#### Task brief:
Any picture among the records should be left out, please; retype the rest exactly.

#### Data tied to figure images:
· · · · · · ·
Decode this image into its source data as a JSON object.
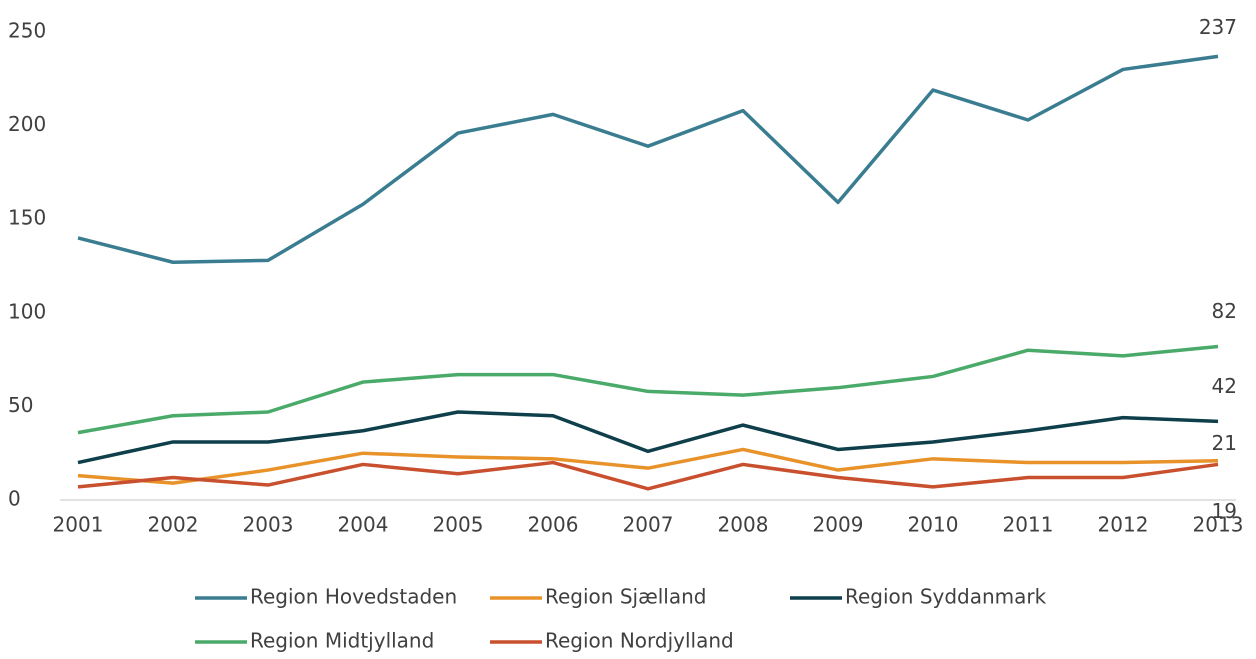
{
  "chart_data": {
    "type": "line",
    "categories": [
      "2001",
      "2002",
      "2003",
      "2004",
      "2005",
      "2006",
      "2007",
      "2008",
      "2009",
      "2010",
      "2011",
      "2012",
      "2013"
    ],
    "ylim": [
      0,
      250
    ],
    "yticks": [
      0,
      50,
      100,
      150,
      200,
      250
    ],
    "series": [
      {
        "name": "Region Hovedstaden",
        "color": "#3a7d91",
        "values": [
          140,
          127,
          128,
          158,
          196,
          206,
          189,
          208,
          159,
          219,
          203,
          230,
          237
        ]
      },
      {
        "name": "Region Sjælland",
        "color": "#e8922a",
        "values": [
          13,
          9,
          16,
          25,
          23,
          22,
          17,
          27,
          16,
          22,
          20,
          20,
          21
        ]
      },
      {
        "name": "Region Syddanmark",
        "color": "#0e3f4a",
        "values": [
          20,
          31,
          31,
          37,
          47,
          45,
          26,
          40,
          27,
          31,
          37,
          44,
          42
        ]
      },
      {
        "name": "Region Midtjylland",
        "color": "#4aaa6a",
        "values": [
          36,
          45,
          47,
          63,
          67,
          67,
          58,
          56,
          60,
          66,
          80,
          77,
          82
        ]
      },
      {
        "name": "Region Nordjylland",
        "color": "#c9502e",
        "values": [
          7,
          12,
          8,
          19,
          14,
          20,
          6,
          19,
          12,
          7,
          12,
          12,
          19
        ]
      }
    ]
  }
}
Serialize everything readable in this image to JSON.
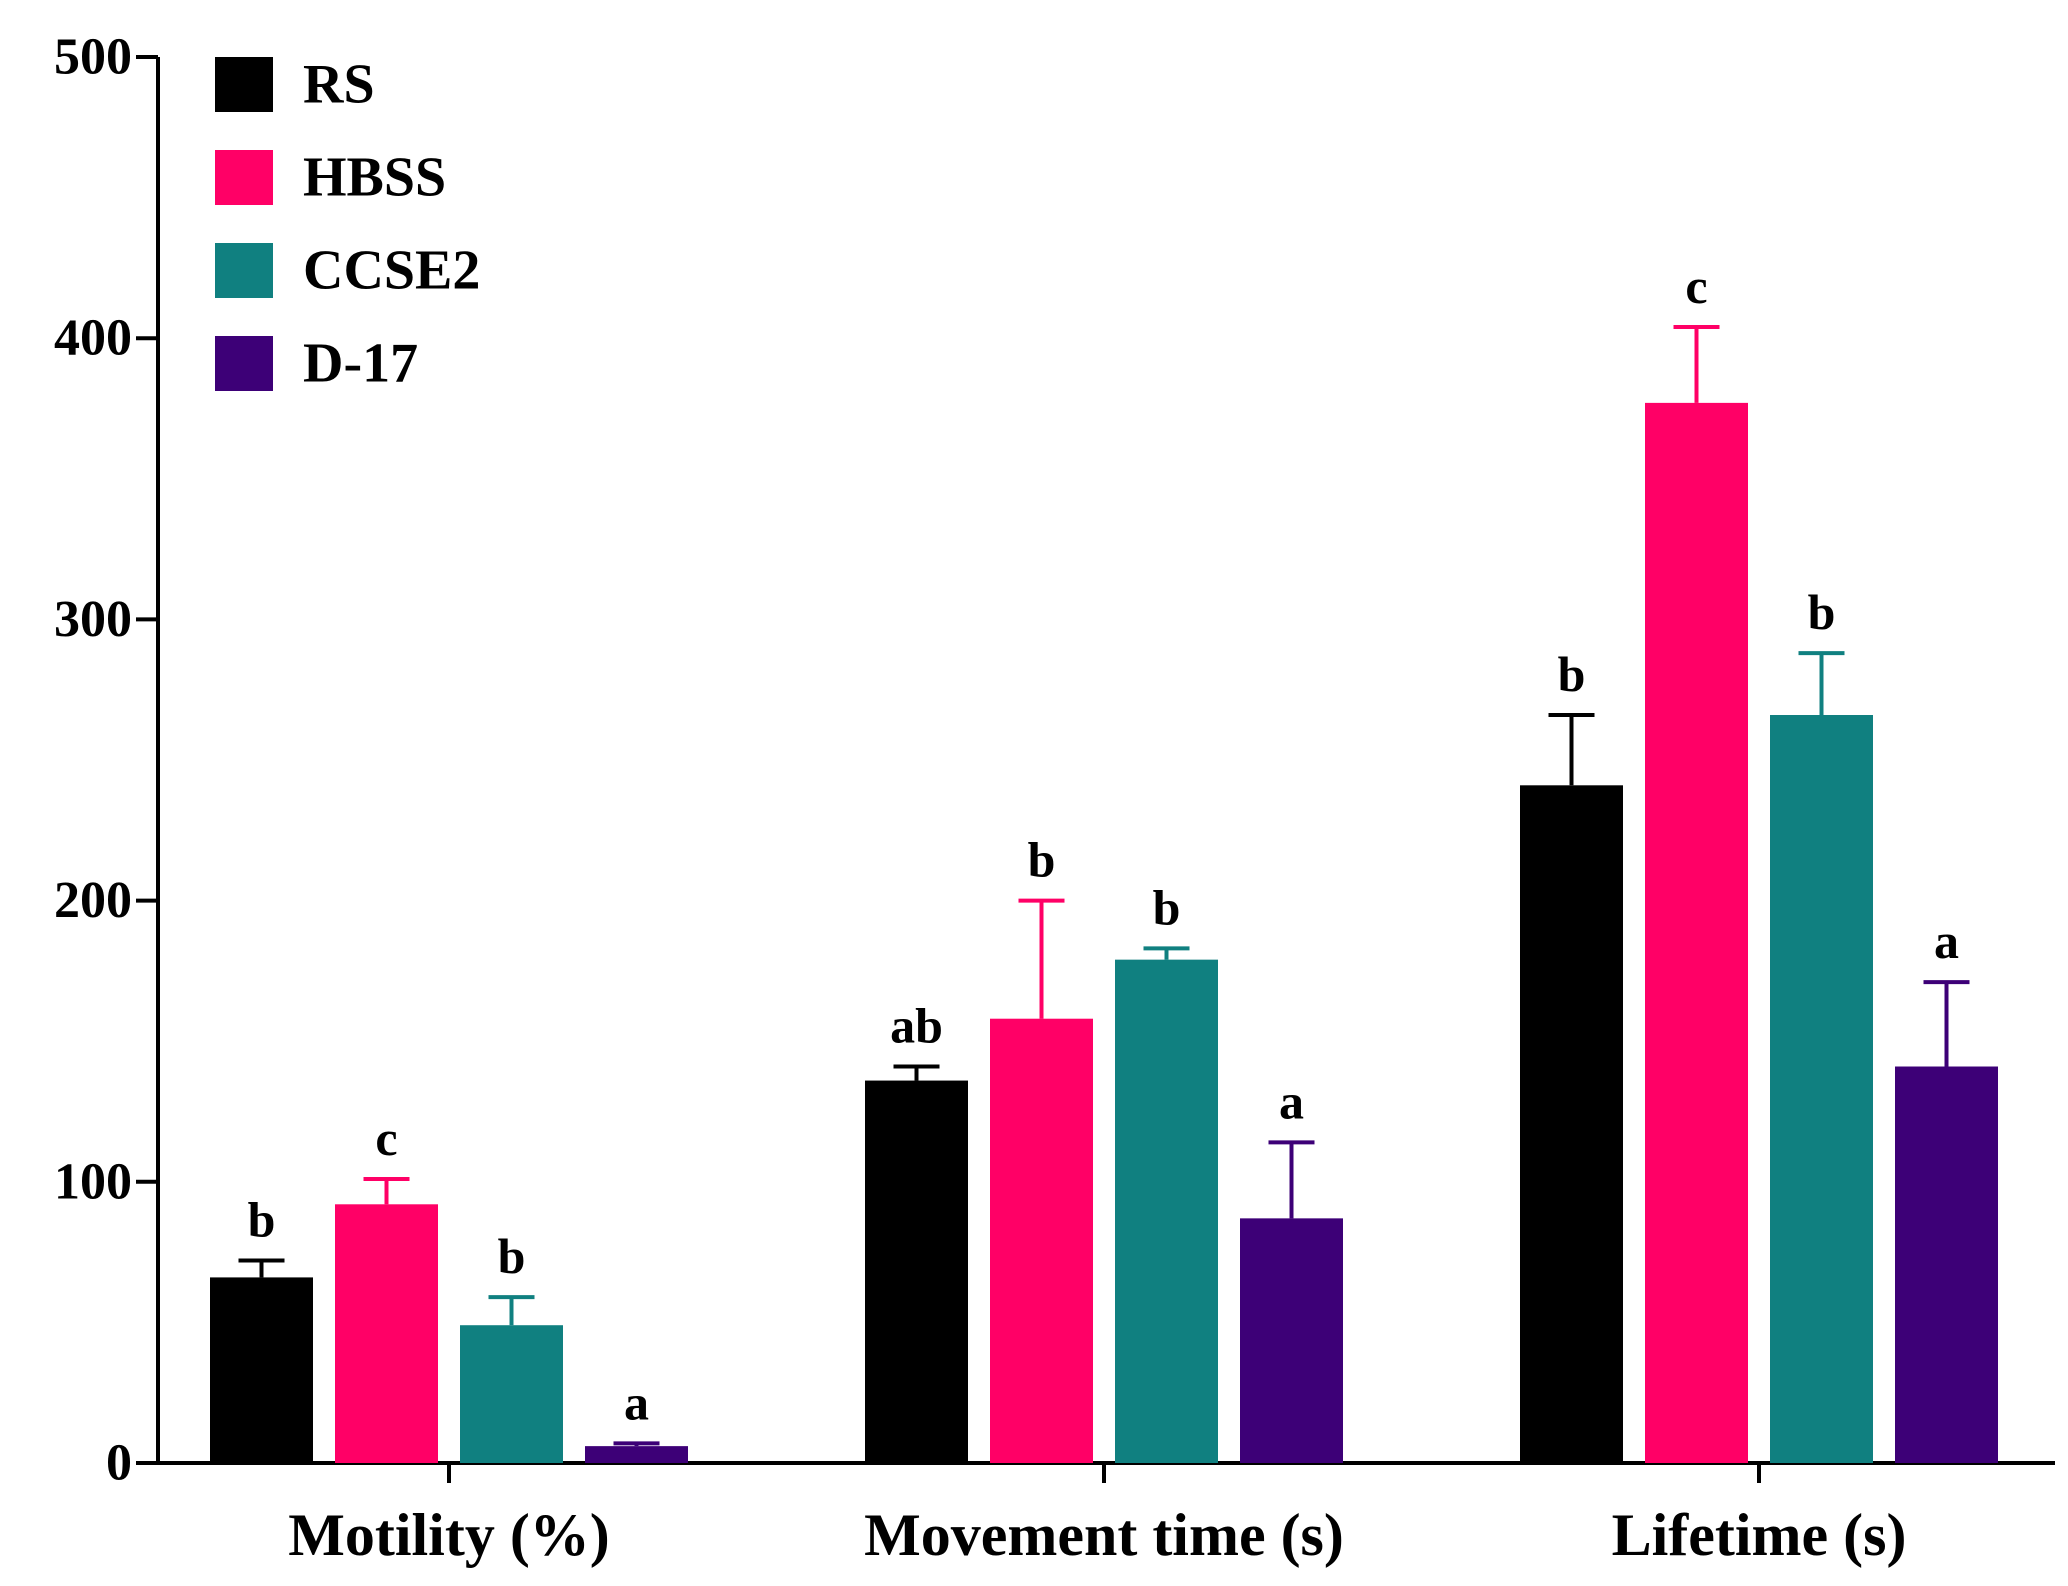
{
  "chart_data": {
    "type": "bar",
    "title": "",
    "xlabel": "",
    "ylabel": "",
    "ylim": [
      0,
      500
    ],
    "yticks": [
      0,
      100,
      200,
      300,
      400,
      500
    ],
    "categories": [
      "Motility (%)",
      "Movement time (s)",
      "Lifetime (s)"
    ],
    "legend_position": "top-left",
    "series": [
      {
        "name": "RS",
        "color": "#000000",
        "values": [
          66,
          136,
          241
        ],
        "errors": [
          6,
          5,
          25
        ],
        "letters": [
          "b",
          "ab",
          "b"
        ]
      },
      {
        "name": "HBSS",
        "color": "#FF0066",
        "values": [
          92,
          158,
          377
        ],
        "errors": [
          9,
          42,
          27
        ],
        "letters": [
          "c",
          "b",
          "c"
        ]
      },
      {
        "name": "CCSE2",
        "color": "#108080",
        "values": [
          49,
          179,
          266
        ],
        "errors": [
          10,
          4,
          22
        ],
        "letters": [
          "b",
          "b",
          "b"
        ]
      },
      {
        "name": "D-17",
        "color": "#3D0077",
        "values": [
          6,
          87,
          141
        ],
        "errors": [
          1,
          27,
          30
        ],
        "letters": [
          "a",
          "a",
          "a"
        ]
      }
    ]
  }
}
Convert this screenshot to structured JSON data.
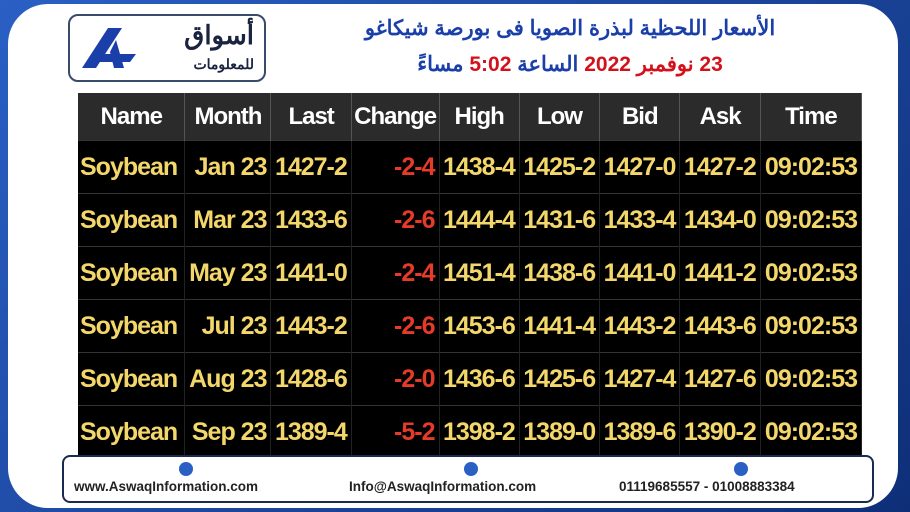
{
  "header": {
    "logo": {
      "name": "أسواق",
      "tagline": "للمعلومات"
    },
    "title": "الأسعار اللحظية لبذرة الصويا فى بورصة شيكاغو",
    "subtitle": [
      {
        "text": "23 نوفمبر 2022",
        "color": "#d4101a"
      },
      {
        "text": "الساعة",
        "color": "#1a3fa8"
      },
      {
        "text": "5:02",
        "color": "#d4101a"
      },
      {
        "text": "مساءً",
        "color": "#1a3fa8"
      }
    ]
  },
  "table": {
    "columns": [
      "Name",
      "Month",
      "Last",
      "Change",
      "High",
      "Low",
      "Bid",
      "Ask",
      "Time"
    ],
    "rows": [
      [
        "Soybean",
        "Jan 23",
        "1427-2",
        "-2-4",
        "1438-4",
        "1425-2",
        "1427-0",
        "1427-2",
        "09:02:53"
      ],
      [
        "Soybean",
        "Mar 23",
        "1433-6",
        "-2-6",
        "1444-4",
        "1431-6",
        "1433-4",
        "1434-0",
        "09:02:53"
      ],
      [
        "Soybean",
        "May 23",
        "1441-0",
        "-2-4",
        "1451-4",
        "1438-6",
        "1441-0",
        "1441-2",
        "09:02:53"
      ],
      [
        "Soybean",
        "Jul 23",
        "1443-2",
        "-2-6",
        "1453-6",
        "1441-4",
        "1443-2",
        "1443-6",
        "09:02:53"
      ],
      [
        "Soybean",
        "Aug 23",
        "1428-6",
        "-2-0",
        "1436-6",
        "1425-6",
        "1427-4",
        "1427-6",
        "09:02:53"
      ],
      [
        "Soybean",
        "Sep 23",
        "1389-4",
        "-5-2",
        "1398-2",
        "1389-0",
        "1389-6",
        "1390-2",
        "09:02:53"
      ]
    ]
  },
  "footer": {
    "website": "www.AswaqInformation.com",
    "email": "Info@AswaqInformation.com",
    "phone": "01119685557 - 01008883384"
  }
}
· · · · · · ·
#### Response below:
Decode this image into its source data as a JSON object.
{
  "chart_data": {
    "type": "line",
    "categories": [
      "2001",
      "2002",
      "2003",
      "2004",
      "2005",
      "2006",
      "2007",
      "2008",
      "2009",
      "2010",
      "2011",
      "2012",
      "2013"
    ],
    "ylim": [
      0,
      250
    ],
    "yticks": [
      0,
      50,
      100,
      150,
      200,
      250
    ],
    "series": [
      {
        "name": "Region Hovedstaden",
        "color": "#3a7d91",
        "values": [
          140,
          127,
          128,
          158,
          196,
          206,
          189,
          208,
          159,
          219,
          203,
          230,
          237
        ]
      },
      {
        "name": "Region Sjælland",
        "color": "#e8922a",
        "values": [
          13,
          9,
          16,
          25,
          23,
          22,
          17,
          27,
          16,
          22,
          20,
          20,
          21
        ]
      },
      {
        "name": "Region Syddanmark",
        "color": "#0e3f4a",
        "values": [
          20,
          31,
          31,
          37,
          47,
          45,
          26,
          40,
          27,
          31,
          37,
          44,
          42
        ]
      },
      {
        "name": "Region Midtjylland",
        "color": "#4aaa6a",
        "values": [
          36,
          45,
          47,
          63,
          67,
          67,
          58,
          56,
          60,
          66,
          80,
          77,
          82
        ]
      },
      {
        "name": "Region Nordjylland",
        "color": "#c9502e",
        "values": [
          7,
          12,
          8,
          19,
          14,
          20,
          6,
          19,
          12,
          7,
          12,
          12,
          19
        ]
      }
    ]
  }
}
Serialize everything readable in this image to JSON.
{
  "chart_data": {
    "type": "bar",
    "title": "",
    "xlabel": "",
    "ylabel": "",
    "ylim": [
      0,
      500
    ],
    "yticks": [
      0,
      100,
      200,
      300,
      400,
      500
    ],
    "categories": [
      "Motility (%)",
      "Movement time (s)",
      "Lifetime (s)"
    ],
    "legend_position": "top-left",
    "series": [
      {
        "name": "RS",
        "color": "#000000",
        "values": [
          66,
          136,
          241
        ],
        "errors": [
          6,
          5,
          25
        ],
        "letters": [
          "b",
          "ab",
          "b"
        ]
      },
      {
        "name": "HBSS",
        "color": "#FF0066",
        "values": [
          92,
          158,
          377
        ],
        "errors": [
          9,
          42,
          27
        ],
        "letters": [
          "c",
          "b",
          "c"
        ]
      },
      {
        "name": "CCSE2",
        "color": "#108080",
        "values": [
          49,
          179,
          266
        ],
        "errors": [
          10,
          4,
          22
        ],
        "letters": [
          "b",
          "b",
          "b"
        ]
      },
      {
        "name": "D-17",
        "color": "#3D0077",
        "values": [
          6,
          87,
          141
        ],
        "errors": [
          1,
          27,
          30
        ],
        "letters": [
          "a",
          "a",
          "a"
        ]
      }
    ]
  }
}
Convert this screenshot to structured JSON data.
{
  "header": {
    "logo": {
      "name": "أسواق",
      "tagline": "للمعلومات"
    },
    "title": "الأسعار اللحظية لبذرة الصويا فى بورصة شيكاغو",
    "subtitle": [
      {
        "text": "23 نوفمبر 2022",
        "color": "#d4101a"
      },
      {
        "text": "الساعة",
        "color": "#1a3fa8"
      },
      {
        "text": "5:02",
        "color": "#d4101a"
      },
      {
        "text": "مساءً",
        "color": "#1a3fa8"
      }
    ]
  },
  "table": {
    "columns": [
      "Name",
      "Month",
      "Last",
      "Change",
      "High",
      "Low",
      "Bid",
      "Ask",
      "Time"
    ],
    "rows": [
      [
        "Soybean",
        "Jan 23",
        "1427-2",
        "-2-4",
        "1438-4",
        "1425-2",
        "1427-0",
        "1427-2",
        "09:02:53"
      ],
      [
        "Soybean",
        "Mar 23",
        "1433-6",
        "-2-6",
        "1444-4",
        "1431-6",
        "1433-4",
        "1434-0",
        "09:02:53"
      ],
      [
        "Soybean",
        "May 23",
        "1441-0",
        "-2-4",
        "1451-4",
        "1438-6",
        "1441-0",
        "1441-2",
        "09:02:53"
      ],
      [
        "Soybean",
        "Jul 23",
        "1443-2",
        "-2-6",
        "1453-6",
        "1441-4",
        "1443-2",
        "1443-6",
        "09:02:53"
      ],
      [
        "Soybean",
        "Aug 23",
        "1428-6",
        "-2-0",
        "1436-6",
        "1425-6",
        "1427-4",
        "1427-6",
        "09:02:53"
      ],
      [
        "Soybean",
        "Sep 23",
        "1389-4",
        "-5-2",
        "1398-2",
        "1389-0",
        "1389-6",
        "1390-2",
        "09:02:53"
      ]
    ]
  },
  "footer": {
    "website": "www.AswaqInformation.com",
    "email": "Info@AswaqInformation.com",
    "phone": "01119685557 - 01008883384"
  }
}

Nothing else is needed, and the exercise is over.